====== Extracted text ======
Not surprisingly, men and women completely disagree in a new survey about what the “perfect” lingerie looks like.  Men say it should be bright red, skimpy, with a garter belt, and lace.  Women’s ideal lingerie is comfortable, with underwear that’s big enough to hide their backside, and a bra that’s not too tight.

(Daily Mail / Female First)

A Guy Was Gored During the Running of the Bulls . . . After Writing a Book Last Month on How to Not Get Gored During the Running of the Bulls

A 32-year-old writer from Chicago published a book last month on how to avoid getting gored at the Running of the Bulls in Spain.  And yesterday . . . HE GOT GORED at the Running of the Bulls.  A 1,300-pound bull got him twice in the right thigh, but he’s expected to make a full recovery.

(AFP / Fox News)

The Trendiest Baby Names For 2014 Are Imogen and Asher

A baby naming website just released a list of the trendiest baby names so far this year.  The top three names for girls are Imogen, Charlotte, and Isla . . . and the top three for boys are Asher, Declan, and Atticus.

(Nameberry)

RONNIE JAMES DIO!  (1942 – 2010)  Brilliant lead singer of Rainbow, Black Sabbath (From ’79 To ’82], Dio . . . and, finally, Heaven And Hell . . . which was just his version of Black Sabbath with a new name.  He would have been 71.

 

Sadly, they only got to release one album, “The Devil You Know”.  Buy it TODAY.  Support REAL metal!

 

 

Jessica Simpson is 34.  Currently skinny and not pregnant.  But one or both of those conditions can change at any moment.

 

 

Thomas Ian Nicholas is 34.  He was Kevin in “American Pie” . . . the one who got all up in Tara Reid’s gushy parts.  He’s also the 13-year-old kid whose broken arm got him a spot as a pitcher for the Chicago Cubs in “Rookie of the Year”.

 

 

ADRIAN GRENIER is 38.  Mantastic Vincent “Vinny” Chase on “Entourage”.

 

 

Elijah Blue Allman is 38.  Son of Cher and Gregg Allman.  For a while he was in a neo-goth band Deadsy and calling himself P. Exeter Blue.  Now he’s some kind of “contemporary artist” living in Germany.
====== Data rows ======
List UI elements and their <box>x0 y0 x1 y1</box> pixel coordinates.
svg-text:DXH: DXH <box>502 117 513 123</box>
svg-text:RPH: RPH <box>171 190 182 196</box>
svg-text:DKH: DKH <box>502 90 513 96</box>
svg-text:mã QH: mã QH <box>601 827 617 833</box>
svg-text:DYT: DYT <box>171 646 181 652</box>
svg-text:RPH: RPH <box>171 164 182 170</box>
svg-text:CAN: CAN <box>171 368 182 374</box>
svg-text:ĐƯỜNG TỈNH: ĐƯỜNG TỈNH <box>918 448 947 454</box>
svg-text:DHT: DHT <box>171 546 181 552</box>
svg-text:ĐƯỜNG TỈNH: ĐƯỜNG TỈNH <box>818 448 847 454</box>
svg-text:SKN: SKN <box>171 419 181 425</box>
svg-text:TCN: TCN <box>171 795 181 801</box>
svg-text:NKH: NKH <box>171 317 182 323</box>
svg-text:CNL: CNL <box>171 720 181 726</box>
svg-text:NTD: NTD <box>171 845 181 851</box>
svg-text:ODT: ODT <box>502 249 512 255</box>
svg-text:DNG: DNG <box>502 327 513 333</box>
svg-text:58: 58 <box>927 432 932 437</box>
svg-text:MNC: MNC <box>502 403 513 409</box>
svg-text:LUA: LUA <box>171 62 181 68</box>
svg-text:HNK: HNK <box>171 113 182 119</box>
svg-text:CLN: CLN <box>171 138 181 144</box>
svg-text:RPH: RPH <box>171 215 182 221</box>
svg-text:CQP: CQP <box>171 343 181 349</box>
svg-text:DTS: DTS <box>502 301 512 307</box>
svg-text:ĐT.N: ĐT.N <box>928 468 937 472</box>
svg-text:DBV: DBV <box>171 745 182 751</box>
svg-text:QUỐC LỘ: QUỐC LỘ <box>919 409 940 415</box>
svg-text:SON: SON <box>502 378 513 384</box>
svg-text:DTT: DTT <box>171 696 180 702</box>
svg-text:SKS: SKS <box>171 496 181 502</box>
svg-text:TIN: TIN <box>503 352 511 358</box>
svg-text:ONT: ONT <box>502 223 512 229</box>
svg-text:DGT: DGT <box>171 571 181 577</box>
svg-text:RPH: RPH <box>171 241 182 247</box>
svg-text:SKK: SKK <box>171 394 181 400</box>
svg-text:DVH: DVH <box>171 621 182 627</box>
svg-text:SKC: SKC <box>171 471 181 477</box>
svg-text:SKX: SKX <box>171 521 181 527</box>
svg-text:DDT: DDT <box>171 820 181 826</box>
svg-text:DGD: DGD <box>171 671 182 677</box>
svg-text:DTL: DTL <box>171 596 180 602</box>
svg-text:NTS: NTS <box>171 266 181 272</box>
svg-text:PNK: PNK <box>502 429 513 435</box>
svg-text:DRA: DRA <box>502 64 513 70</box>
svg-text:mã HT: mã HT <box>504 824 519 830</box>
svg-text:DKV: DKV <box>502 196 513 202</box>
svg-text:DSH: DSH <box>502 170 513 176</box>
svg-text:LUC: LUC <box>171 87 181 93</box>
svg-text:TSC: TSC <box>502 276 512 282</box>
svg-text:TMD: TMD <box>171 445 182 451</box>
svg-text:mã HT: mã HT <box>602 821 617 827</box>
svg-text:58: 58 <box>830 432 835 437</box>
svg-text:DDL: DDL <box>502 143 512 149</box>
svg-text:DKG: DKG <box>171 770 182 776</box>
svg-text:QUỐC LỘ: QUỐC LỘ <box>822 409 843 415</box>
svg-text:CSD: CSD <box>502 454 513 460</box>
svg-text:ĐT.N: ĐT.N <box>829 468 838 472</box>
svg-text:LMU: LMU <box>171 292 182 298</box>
======
Work to complete:
1 - Please retype the entertainment news roundup word for word, starting at "(Nameberry)" and ending at "have been 71.".
2 - In the entertainment news roundup, what are the top three boys' names on the trendiest baby names list?

Solutions:
1 -
(Nameberry)

RONNIE JAMES DIO!  (1942 – 2010)  Brilliant lead singer of Rainbow, Black Sabbath (From ’79 To ’82], Dio . . . and, finally, Heaven And Hell . . . which was just his version of Black Sabbath with a new name.  He would have been 71.

2 - Asher, Declan, and Atticus.